§ What is asked
Return only the count of lines in which the word "قطعه" appears.

§ Records provided

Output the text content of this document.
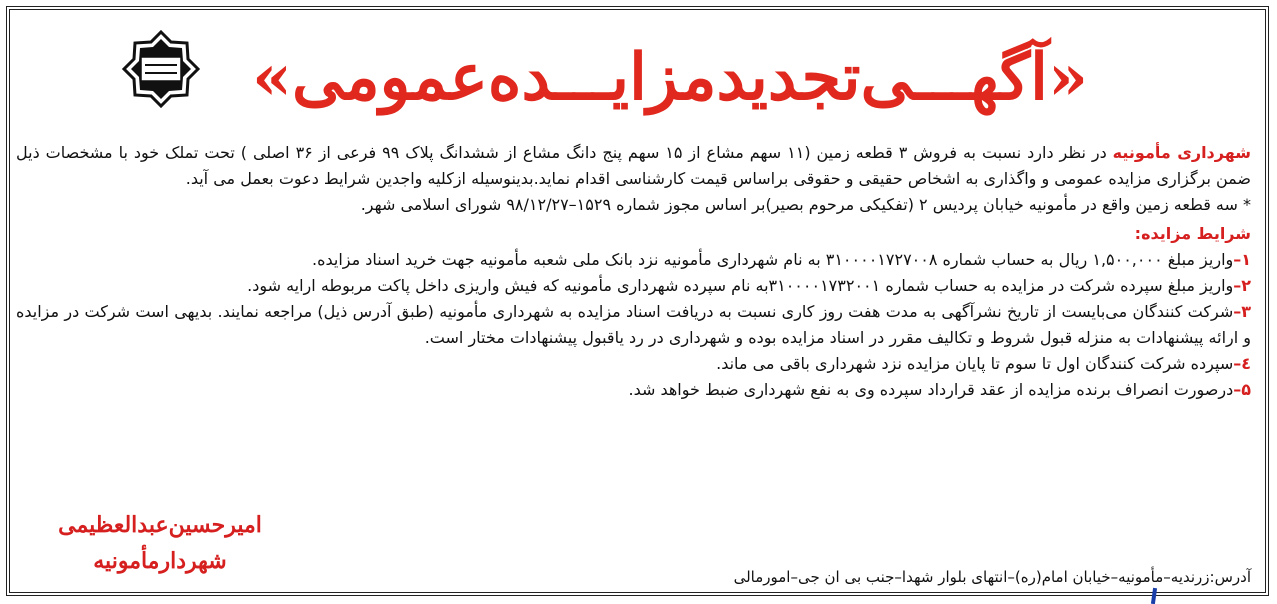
«آگهـــی‌تجدیدمزایـــده‌عمومی»

شهرداری مأمونیه در نظر دارد نسبت به فروش ۳ قطعه زمین (۱۱ سهم مشاع از ۱۵ سهم پنج دانگ مشاع از ششدانگ پلاک ۹۹ فرعی از ۳۶ اصلی ) تحت تملک خود با مشخصات ذیل ضمن برگزاری مزایده عمومی و واگذاری به اشخاص حقیقی و حقوقی براساس قیمت کارشناسی اقدام نماید.بدینوسیله ازکلیه واجدین شرایط دعوت بعمل می آید.

* سه قطعه زمین واقع در مأمونیه خیابان پردیس ۲ (تفکیکی مرحوم بصیر)بر اساس مجوز شماره ۱۵۲۹–۹۸/۱۲/۲۷ شورای اسلامی شهر.

شرایط مزایده:

۱–واریز مبلغ ۱,۵۰۰,۰۰۰ ریال به حساب شماره ۳۱۰۰۰۰۱۷۲۷۰۰۸ به نام شهرداری مأمونیه نزد بانک ملی شعبه مأمونیه جهت خرید اسناد مزایده.

۲–واریز مبلغ سپرده شرکت در مزایده به حساب شماره ۳۱۰۰۰۰۱۷۳۲۰۰۱به نام سپرده شهرداری مأمونیه که فیش واریزی داخل پاکت مربوطه ارایه شود.

۳–شرکت کنندگان می‌بایست از تاریخ نشرآگهی به مدت هفت روز کاری نسبت به دریافت اسناد مزایده به شهرداری مأمونیه (طبق آدرس ذیل) مراجعه نمایند. بدیهی است شرکت در مزایده و ارائه پیشنهادات به منزله قبول شروط و تکالیف مقرر در اسناد مزایده بوده و شهرداری در رد یاقبول پیشنهادات مختار است.

٤–سپرده شرکت کنندگان اول تا سوم تا پایان مزایده نزد شهرداری باقی می ماند.

۵–درصورت انصراف برنده مزایده از عقد قرارداد سپرده وی به نفع شهرداری ضبط خواهد شد.

امیرحسین‌عبدالعظیمی
شهردارمأمونیه
آدرس:زرندیه–مأمونیه–خیابان امام(ره)–انتهای بلوار شهدا–جنب بی ان جی–امورمالی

§ The output
2